_INFORMATION GIVEN_:
────

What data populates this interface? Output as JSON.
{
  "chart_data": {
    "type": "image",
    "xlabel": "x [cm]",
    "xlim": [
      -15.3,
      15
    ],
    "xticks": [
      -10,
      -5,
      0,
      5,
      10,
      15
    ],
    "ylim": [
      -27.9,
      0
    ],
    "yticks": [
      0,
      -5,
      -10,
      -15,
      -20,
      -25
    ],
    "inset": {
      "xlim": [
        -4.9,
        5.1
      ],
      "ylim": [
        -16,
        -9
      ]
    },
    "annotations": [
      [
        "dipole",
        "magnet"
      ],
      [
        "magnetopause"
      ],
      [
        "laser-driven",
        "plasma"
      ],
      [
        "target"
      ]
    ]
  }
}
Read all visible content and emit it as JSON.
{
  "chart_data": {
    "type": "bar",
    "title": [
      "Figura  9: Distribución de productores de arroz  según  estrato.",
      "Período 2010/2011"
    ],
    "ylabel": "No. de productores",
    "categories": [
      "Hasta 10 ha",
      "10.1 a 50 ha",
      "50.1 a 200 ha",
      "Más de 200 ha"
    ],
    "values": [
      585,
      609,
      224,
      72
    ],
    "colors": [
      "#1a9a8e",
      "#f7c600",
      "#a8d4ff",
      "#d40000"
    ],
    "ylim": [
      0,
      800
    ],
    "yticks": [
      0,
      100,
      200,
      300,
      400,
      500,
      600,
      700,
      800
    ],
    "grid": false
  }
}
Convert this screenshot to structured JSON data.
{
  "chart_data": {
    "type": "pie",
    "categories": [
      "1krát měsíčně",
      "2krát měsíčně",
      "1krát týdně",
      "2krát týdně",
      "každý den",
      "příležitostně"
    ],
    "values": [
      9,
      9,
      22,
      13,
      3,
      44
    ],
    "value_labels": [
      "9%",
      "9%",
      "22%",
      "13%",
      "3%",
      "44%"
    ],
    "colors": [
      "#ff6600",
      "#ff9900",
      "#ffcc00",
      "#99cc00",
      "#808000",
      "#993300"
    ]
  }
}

────

_WHAT NEEDS TO BE DONE_:
Restate the listing above word for word.

_FINISHED EXERCISE_:
What data populates this interface? Output as JSON.
{
  "chart_data": {
    "type": "image",
    "xlabel": "x [cm]",
    "xlim": [
      -15.3,
      15
    ],
    "xticks": [
      -10,
      -5,
      0,
      5,
      10,
      15
    ],
    "ylim": [
      -27.9,
      0
    ],
    "yticks": [
      0,
      -5,
      -10,
      -15,
      -20,
      -25
    ],
    "inset": {
      "xlim": [
        -4.9,
        5.1
      ],
      "ylim": [
        -16,
        -9
      ]
    },
    "annotations": [
      [
        "dipole",
        "magnet"
      ],
      [
        "magnetopause"
      ],
      [
        "laser-driven",
        "plasma"
      ],
      [
        "target"
      ]
    ]
  }
}
Read all visible content and emit it as JSON.
{
  "chart_data": {
    "type": "bar",
    "title": [
      "Figura  9: Distribución de productores de arroz  según  estrato.",
      "Período 2010/2011"
    ],
    "ylabel": "No. de productores",
    "categories": [
      "Hasta 10 ha",
      "10.1 a 50 ha",
      "50.1 a 200 ha",
      "Más de 200 ha"
    ],
    "values": [
      585,
      609,
      224,
      72
    ],
    "colors": [
      "#1a9a8e",
      "#f7c600",
      "#a8d4ff",
      "#d40000"
    ],
    "ylim": [
      0,
      800
    ],
    "yticks": [
      0,
      100,
      200,
      300,
      400,
      500,
      600,
      700,
      800
    ],
    "grid": false
  }
}
Convert this screenshot to structured JSON data.
{
  "chart_data": {
    "type": "pie",
    "categories": [
      "1krát měsíčně",
      "2krát měsíčně",
      "1krát týdně",
      "2krát týdně",
      "každý den",
      "příležitostně"
    ],
    "values": [
      9,
      9,
      22,
      13,
      3,
      44
    ],
    "value_labels": [
      "9%",
      "9%",
      "22%",
      "13%",
      "3%",
      "44%"
    ],
    "colors": [
      "#ff6600",
      "#ff9900",
      "#ffcc00",
      "#99cc00",
      "#808000",
      "#993300"
    ]
  }
}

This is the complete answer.